----- The input -----
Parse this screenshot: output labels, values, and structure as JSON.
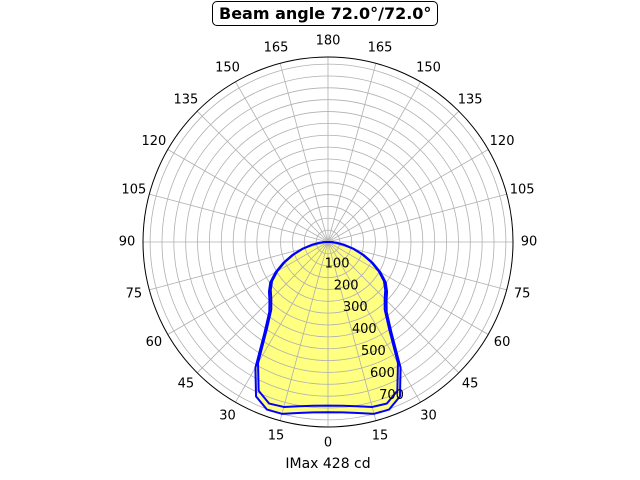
{
  "chart_data": {
    "type": "polar-line",
    "title": "Beam angle 72.0°/72.0°",
    "xlabel": "IMax 428 cd",
    "angle_tick_labels": [
      "0",
      "15",
      "30",
      "45",
      "60",
      "75",
      "90",
      "105",
      "120",
      "135",
      "150",
      "165",
      "180",
      "165",
      "150",
      "135",
      "120",
      "105",
      "90",
      "75",
      "60",
      "45",
      "30",
      "15"
    ],
    "radial_tick_labels": [
      "100",
      "200",
      "300",
      "400",
      "500",
      "600",
      "700"
    ],
    "rlim": [
      0,
      780
    ],
    "grid": true,
    "colors": {
      "line": "#0000ff",
      "fill": "#ffff80",
      "grid": "#b0b0b0"
    },
    "series": [
      {
        "angles": [
          0,
          5,
          10,
          15,
          20,
          25,
          30,
          35,
          40,
          45,
          50,
          55,
          60,
          65,
          70,
          75,
          80,
          85,
          90
        ],
        "values": [
          718,
          721,
          732,
          750,
          752,
          718,
          612,
          467,
          385,
          349,
          325,
          297,
          255,
          208,
          160,
          113,
          70,
          35,
          14
        ]
      },
      {
        "angles": [
          0,
          5,
          10,
          15,
          20,
          25,
          30,
          35,
          40,
          45,
          50,
          55,
          60,
          65,
          70,
          75,
          80,
          85,
          90
        ],
        "values": [
          690,
          693,
          703,
          720,
          725,
          692,
          590,
          450,
          372,
          338,
          315,
          288,
          247,
          202,
          155,
          110,
          68,
          34,
          14
        ]
      }
    ]
  }
}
-----
#### [Task]
Without the pictures, repeat the listing above exactly.

#### [Task output]
Parse this screenshot: output labels, values, and structure as JSON.
{
  "chart_data": {
    "type": "polar-line",
    "title": "Beam angle 72.0°/72.0°",
    "xlabel": "IMax 428 cd",
    "angle_tick_labels": [
      "0",
      "15",
      "30",
      "45",
      "60",
      "75",
      "90",
      "105",
      "120",
      "135",
      "150",
      "165",
      "180",
      "165",
      "150",
      "135",
      "120",
      "105",
      "90",
      "75",
      "60",
      "45",
      "30",
      "15"
    ],
    "radial_tick_labels": [
      "100",
      "200",
      "300",
      "400",
      "500",
      "600",
      "700"
    ],
    "rlim": [
      0,
      780
    ],
    "grid": true,
    "colors": {
      "line": "#0000ff",
      "fill": "#ffff80",
      "grid": "#b0b0b0"
    },
    "series": [
      {
        "angles": [
          0,
          5,
          10,
          15,
          20,
          25,
          30,
          35,
          40,
          45,
          50,
          55,
          60,
          65,
          70,
          75,
          80,
          85,
          90
        ],
        "values": [
          718,
          721,
          732,
          750,
          752,
          718,
          612,
          467,
          385,
          349,
          325,
          297,
          255,
          208,
          160,
          113,
          70,
          35,
          14
        ]
      },
      {
        "angles": [
          0,
          5,
          10,
          15,
          20,
          25,
          30,
          35,
          40,
          45,
          50,
          55,
          60,
          65,
          70,
          75,
          80,
          85,
          90
        ],
        "values": [
          690,
          693,
          703,
          720,
          725,
          692,
          590,
          450,
          372,
          338,
          315,
          288,
          247,
          202,
          155,
          110,
          68,
          34,
          14
        ]
      }
    ]
  }
}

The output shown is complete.